* **Dataset rows**:
——————

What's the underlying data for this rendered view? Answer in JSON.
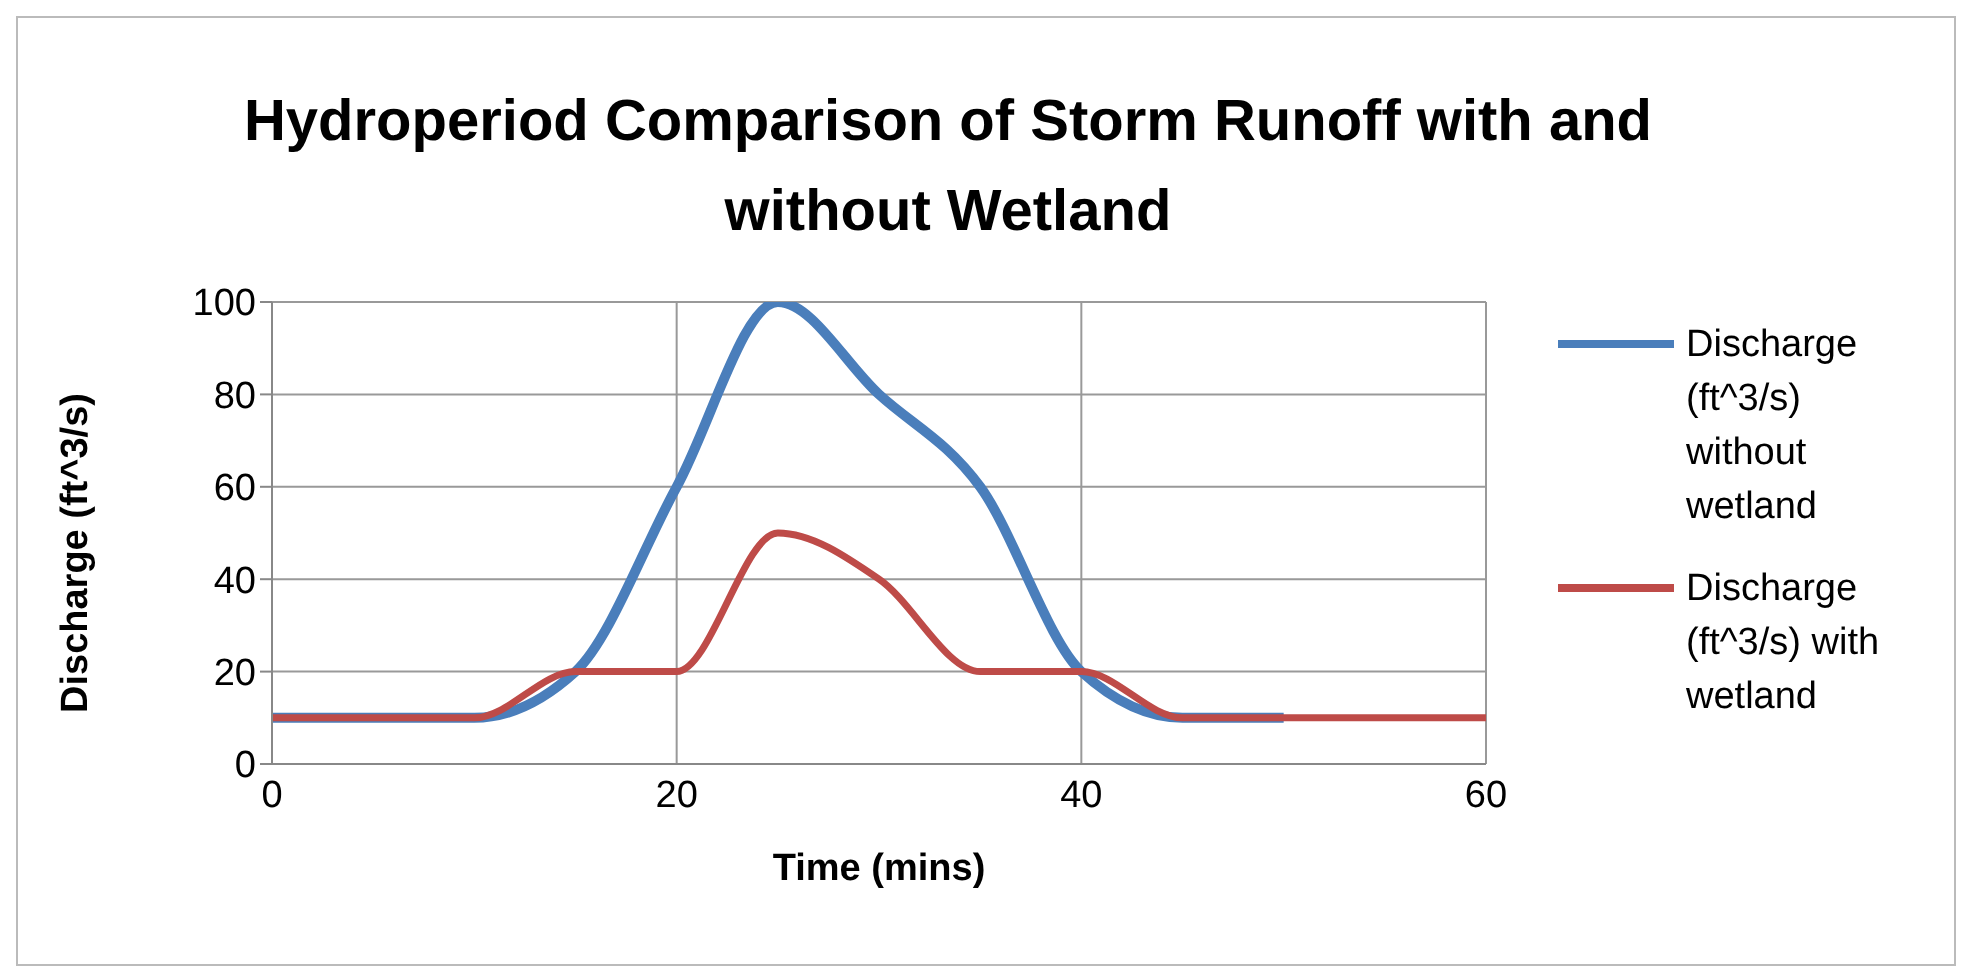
{
  "chart_data": {
    "type": "line",
    "title": "Hydroperiod Comparison of Storm Runoff with and without Wetland",
    "xlabel": "Time (mins)",
    "ylabel": "Discharge (ft^3/s)",
    "x": [
      0,
      5,
      10,
      15,
      20,
      25,
      30,
      35,
      40,
      45,
      50,
      55,
      60
    ],
    "series": [
      {
        "name": "Discharge (ft^3/s) without wetland",
        "color": "#4a7ebb",
        "values": [
          10,
          10,
          10,
          20,
          60,
          100,
          80,
          60,
          20,
          10,
          10,
          null,
          null
        ]
      },
      {
        "name": "Discharge (ft^3/s) with wetland",
        "color": "#be4b48",
        "values": [
          10,
          10,
          10,
          20,
          20,
          50,
          40,
          20,
          20,
          10,
          10,
          10,
          10
        ]
      }
    ],
    "xlim": [
      0,
      60
    ],
    "xticks": [
      0,
      20,
      40,
      60
    ],
    "ylim": [
      0,
      100
    ],
    "yticks": [
      0,
      20,
      40,
      60,
      80,
      100
    ],
    "grid": true,
    "legend": "right",
    "marker": "none",
    "line_style": "solid"
  }
}
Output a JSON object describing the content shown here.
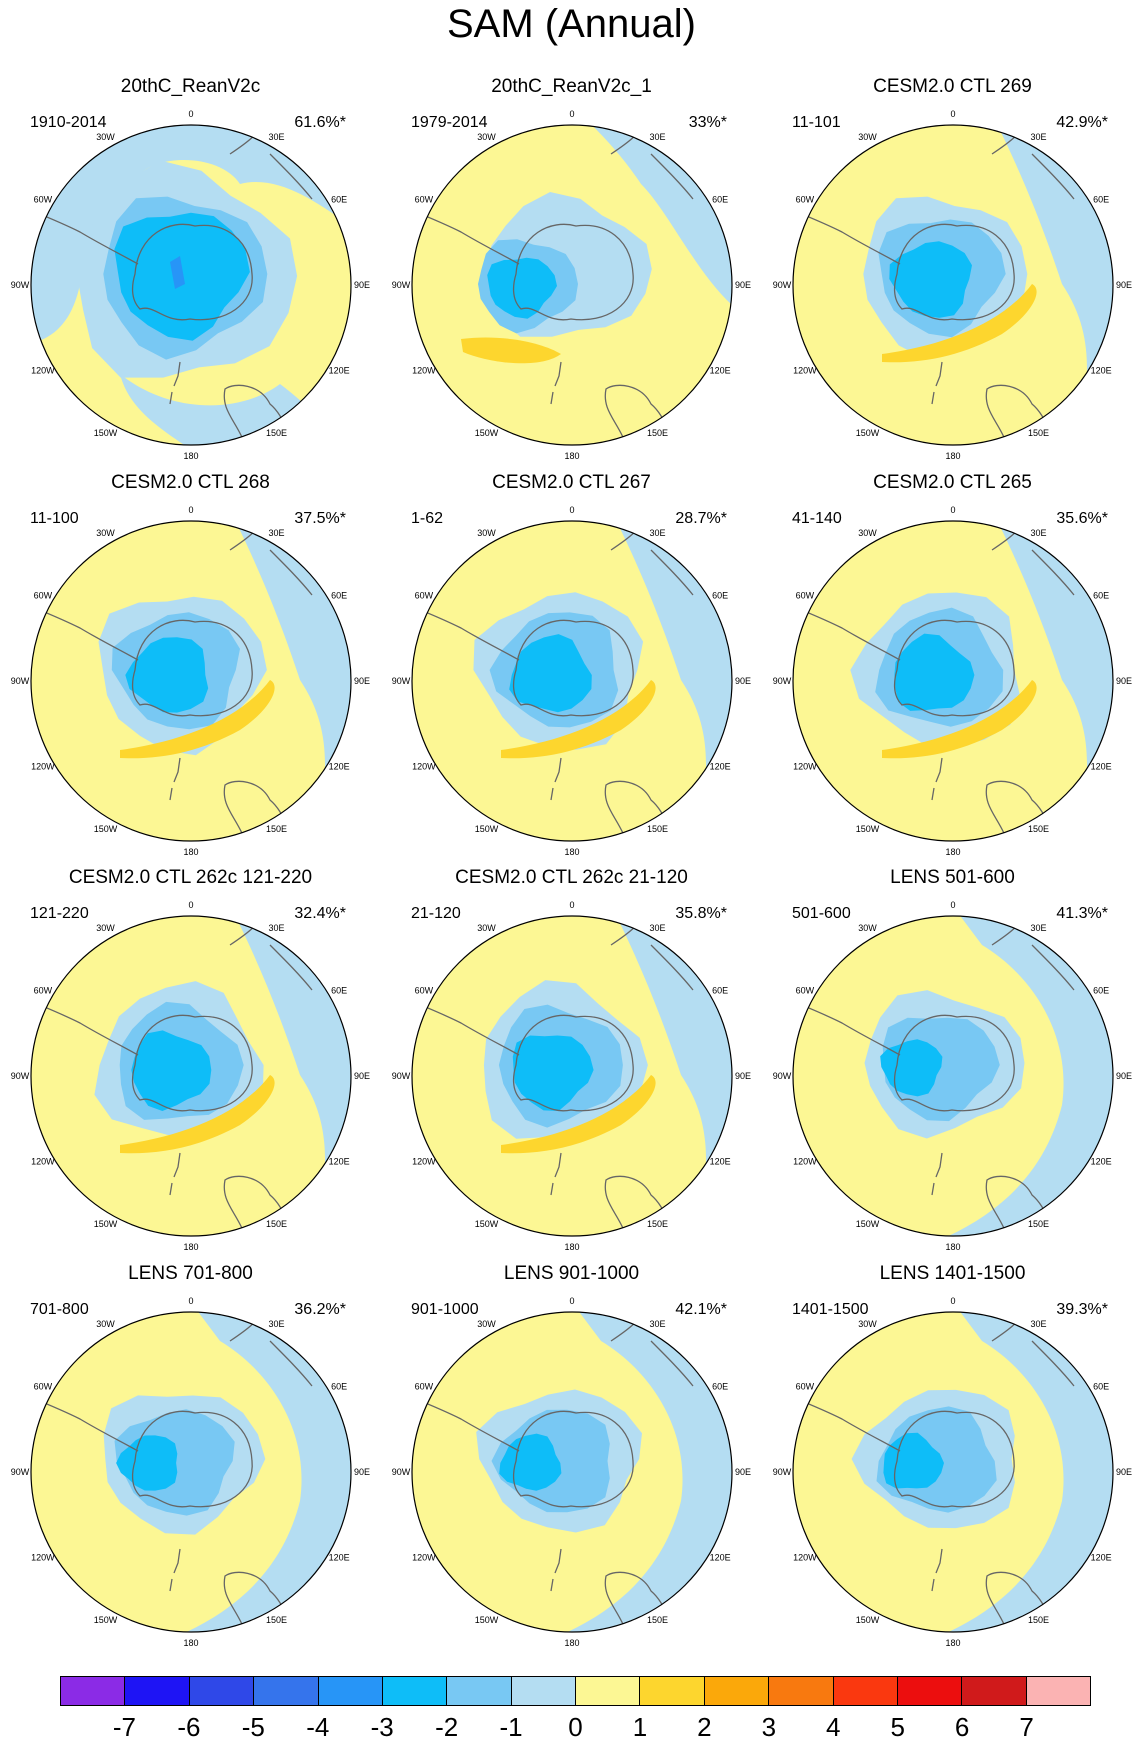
{
  "title": "SAM (Annual)",
  "longitude_labels": [
    "0",
    "30E",
    "60E",
    "90E",
    "120E",
    "150E",
    "180",
    "150W",
    "120W",
    "90W",
    "60W",
    "30W"
  ],
  "panels": [
    {
      "title": "20thC_ReanV2c",
      "period": "1910-2014",
      "percent": "61.6%*",
      "style": "rean"
    },
    {
      "title": "20thC_ReanV2c_1",
      "period": "1979-2014",
      "percent": "33%*",
      "style": "rean1"
    },
    {
      "title": "CESM2.0 CTL 269",
      "period": "11-101",
      "percent": "42.9%*",
      "style": "model"
    },
    {
      "title": "CESM2.0 CTL 268",
      "period": "11-100",
      "percent": "37.5%*",
      "style": "model"
    },
    {
      "title": "CESM2.0 CTL 267",
      "period": "1-62",
      "percent": "28.7%*",
      "style": "model"
    },
    {
      "title": "CESM2.0 CTL 265",
      "period": "41-140",
      "percent": "35.6%*",
      "style": "model"
    },
    {
      "title": "CESM2.0 CTL 262c 121-220",
      "period": "121-220",
      "percent": "32.4%*",
      "style": "model"
    },
    {
      "title": "CESM2.0 CTL 262c 21-120",
      "period": "21-120",
      "percent": "35.8%*",
      "style": "model"
    },
    {
      "title": "LENS 501-600",
      "period": "501-600",
      "percent": "41.3%*",
      "style": "lens"
    },
    {
      "title": "LENS 701-800",
      "period": "701-800",
      "percent": "36.2%*",
      "style": "lens"
    },
    {
      "title": "LENS 901-1000",
      "period": "901-1000",
      "percent": "42.1%*",
      "style": "lens"
    },
    {
      "title": "LENS 1401-1500",
      "period": "1401-1500",
      "percent": "39.3%*",
      "style": "lens"
    }
  ],
  "colorbar": {
    "labels": [
      "-7",
      "-6",
      "-5",
      "-4",
      "-3",
      "-2",
      "-1",
      "0",
      "1",
      "2",
      "3",
      "4",
      "5",
      "6",
      "7"
    ],
    "colors": [
      "#8b2be6",
      "#1e14f5",
      "#2f48e8",
      "#3574ec",
      "#2795f7",
      "#0ebdf8",
      "#78c8f3",
      "#b4ddf2",
      "#fcf794",
      "#fdd62e",
      "#fba80a",
      "#f8790f",
      "#fa380f",
      "#ec0e0e",
      "#d01a1b",
      "#fbb3b3"
    ]
  },
  "fills": {
    "p0": "#fcf794",
    "p1": "#fdd62e",
    "n1": "#b4ddf2",
    "n2": "#78c8f3",
    "n3": "#0ebdf8",
    "n4": "#2795f7"
  }
}
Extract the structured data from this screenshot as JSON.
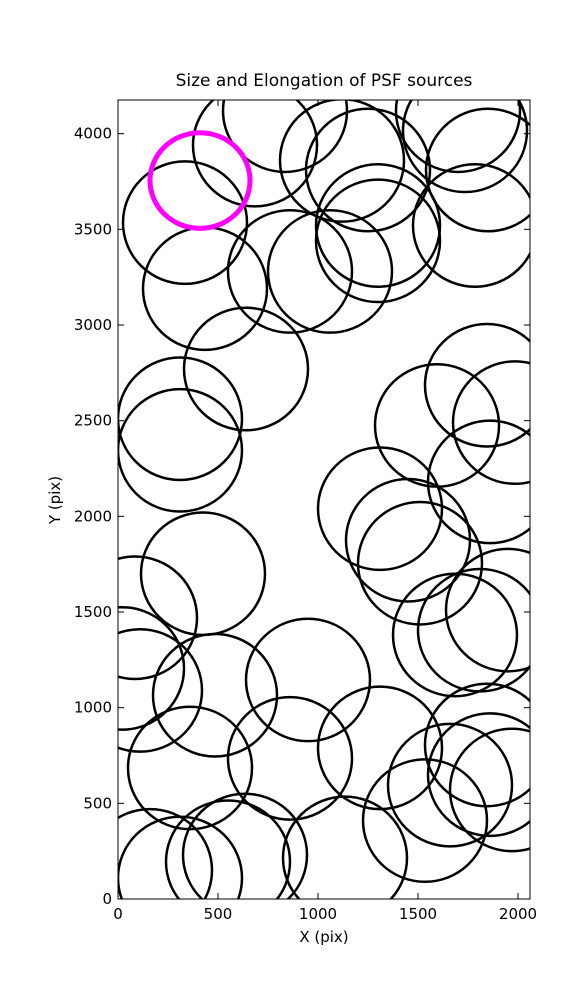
{
  "chart_data": {
    "type": "ellipse",
    "title": "Size and Elongation of PSF sources",
    "x_label": "X (pix)",
    "y_label": "Y (pix)",
    "xlim": [
      0,
      2060
    ],
    "ylim": [
      0,
      4176
    ],
    "xticks": [
      0,
      500,
      1000,
      1500,
      2000
    ],
    "yticks": [
      0,
      500,
      1000,
      1500,
      2000,
      2500,
      3000,
      3500,
      4000
    ],
    "series": [
      {
        "color": "#000000",
        "x": [
          685,
          835,
          1120,
          1250,
          1300,
          1300,
          1060,
          860,
          435,
          335,
          1735,
          1785,
          1850,
          1700,
          640,
          310,
          310,
          1845,
          1595,
          1985,
          1860,
          1310,
          1450,
          1510,
          425,
          85,
          1685,
          1810,
          1950,
          20,
          110,
          485,
          950,
          860,
          360,
          1310,
          1845,
          1860,
          1970,
          1660,
          1535,
          1135,
          635,
          550,
          160,
          310
        ],
        "y": [
          3940,
          4120,
          3860,
          3810,
          3520,
          3440,
          3280,
          3280,
          3190,
          3535,
          4015,
          3520,
          3810,
          4120,
          2770,
          2510,
          2345,
          2685,
          2475,
          2490,
          2180,
          2040,
          1875,
          1755,
          1700,
          1470,
          1380,
          1405,
          1510,
          1205,
          1090,
          1065,
          1145,
          735,
          685,
          790,
          805,
          650,
          570,
          595,
          410,
          215,
          230,
          195,
          150,
          110
        ],
        "widths": [
          620,
          620,
          620,
          620,
          620,
          620,
          620,
          620,
          620,
          620,
          620,
          620,
          620,
          620,
          620,
          620,
          620,
          620,
          620,
          620,
          620,
          620,
          620,
          620,
          620,
          620,
          620,
          620,
          620,
          620,
          620,
          620,
          620,
          620,
          620,
          620,
          620,
          620,
          620,
          620,
          620,
          620,
          620,
          620,
          620,
          620
        ],
        "heights": [
          640,
          640,
          640,
          640,
          640,
          640,
          640,
          640,
          640,
          640,
          640,
          640,
          640,
          640,
          640,
          640,
          640,
          640,
          640,
          640,
          640,
          640,
          640,
          640,
          640,
          640,
          640,
          640,
          640,
          640,
          640,
          640,
          640,
          640,
          640,
          640,
          640,
          640,
          640,
          640,
          640,
          640,
          640,
          640,
          640,
          640
        ]
      },
      {
        "color": "#ff00ff",
        "x": [
          410
        ],
        "y": [
          3755
        ],
        "widths": [
          500
        ],
        "heights": [
          500
        ]
      }
    ]
  }
}
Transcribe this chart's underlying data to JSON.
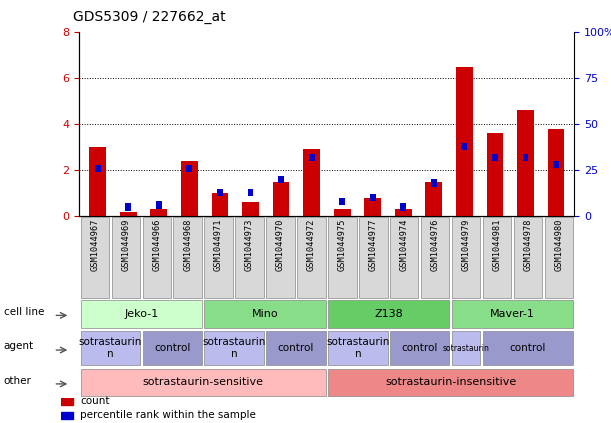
{
  "title": "GDS5309 / 227662_at",
  "samples": [
    "GSM1044967",
    "GSM1044969",
    "GSM1044966",
    "GSM1044968",
    "GSM1044971",
    "GSM1044973",
    "GSM1044970",
    "GSM1044972",
    "GSM1044975",
    "GSM1044977",
    "GSM1044974",
    "GSM1044976",
    "GSM1044979",
    "GSM1044981",
    "GSM1044978",
    "GSM1044980"
  ],
  "red_values": [
    3.0,
    0.2,
    0.3,
    2.4,
    1.0,
    0.6,
    1.5,
    2.9,
    0.3,
    0.8,
    0.3,
    1.5,
    6.5,
    3.6,
    4.6,
    3.8
  ],
  "blue_values": [
    26,
    5,
    6,
    26,
    13,
    13,
    20,
    32,
    8,
    10,
    5,
    18,
    38,
    32,
    32,
    28
  ],
  "ylim_left": [
    0,
    8
  ],
  "ylim_right": [
    0,
    100
  ],
  "yticks_left": [
    0,
    2,
    4,
    6,
    8
  ],
  "yticks_right": [
    0,
    25,
    50,
    75,
    100
  ],
  "ytick_labels_right": [
    "0",
    "25",
    "50",
    "75",
    "100%"
  ],
  "bar_color_red": "#cc0000",
  "bar_color_blue": "#0000cc",
  "cell_lines": [
    {
      "label": "Jeko-1",
      "start": 0,
      "end": 4,
      "color": "#ccffcc"
    },
    {
      "label": "Mino",
      "start": 4,
      "end": 8,
      "color": "#88dd88"
    },
    {
      "label": "Z138",
      "start": 8,
      "end": 12,
      "color": "#66cc66"
    },
    {
      "label": "Maver-1",
      "start": 12,
      "end": 16,
      "color": "#88dd88"
    }
  ],
  "agents": [
    {
      "label": "sotrastaurin\nn",
      "start": 0,
      "end": 2,
      "color": "#bbbbee"
    },
    {
      "label": "control",
      "start": 2,
      "end": 4,
      "color": "#9999cc"
    },
    {
      "label": "sotrastaurin\nn",
      "start": 4,
      "end": 6,
      "color": "#bbbbee"
    },
    {
      "label": "control",
      "start": 6,
      "end": 8,
      "color": "#9999cc"
    },
    {
      "label": "sotrastaurin\nn",
      "start": 8,
      "end": 10,
      "color": "#bbbbee"
    },
    {
      "label": "control",
      "start": 10,
      "end": 12,
      "color": "#9999cc"
    },
    {
      "label": "sotrastaurin",
      "start": 12,
      "end": 13,
      "color": "#bbbbee"
    },
    {
      "label": "control",
      "start": 13,
      "end": 16,
      "color": "#9999cc"
    }
  ],
  "others": [
    {
      "label": "sotrastaurin-sensitive",
      "start": 0,
      "end": 8,
      "color": "#ffbbbb"
    },
    {
      "label": "sotrastaurin-insensitive",
      "start": 8,
      "end": 16,
      "color": "#ee8888"
    }
  ],
  "legend_items": [
    {
      "label": "count",
      "color": "#cc0000"
    },
    {
      "label": "percentile rank within the sample",
      "color": "#0000cc"
    }
  ],
  "background_color": "#ffffff",
  "bar_width": 0.55
}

——————

* **WHAT NEEDS TO BE DONE**:
Note how many lines of the material contain the string "underlying". Then report that number by itself.

* **EXERCISE OUTPUT**:
2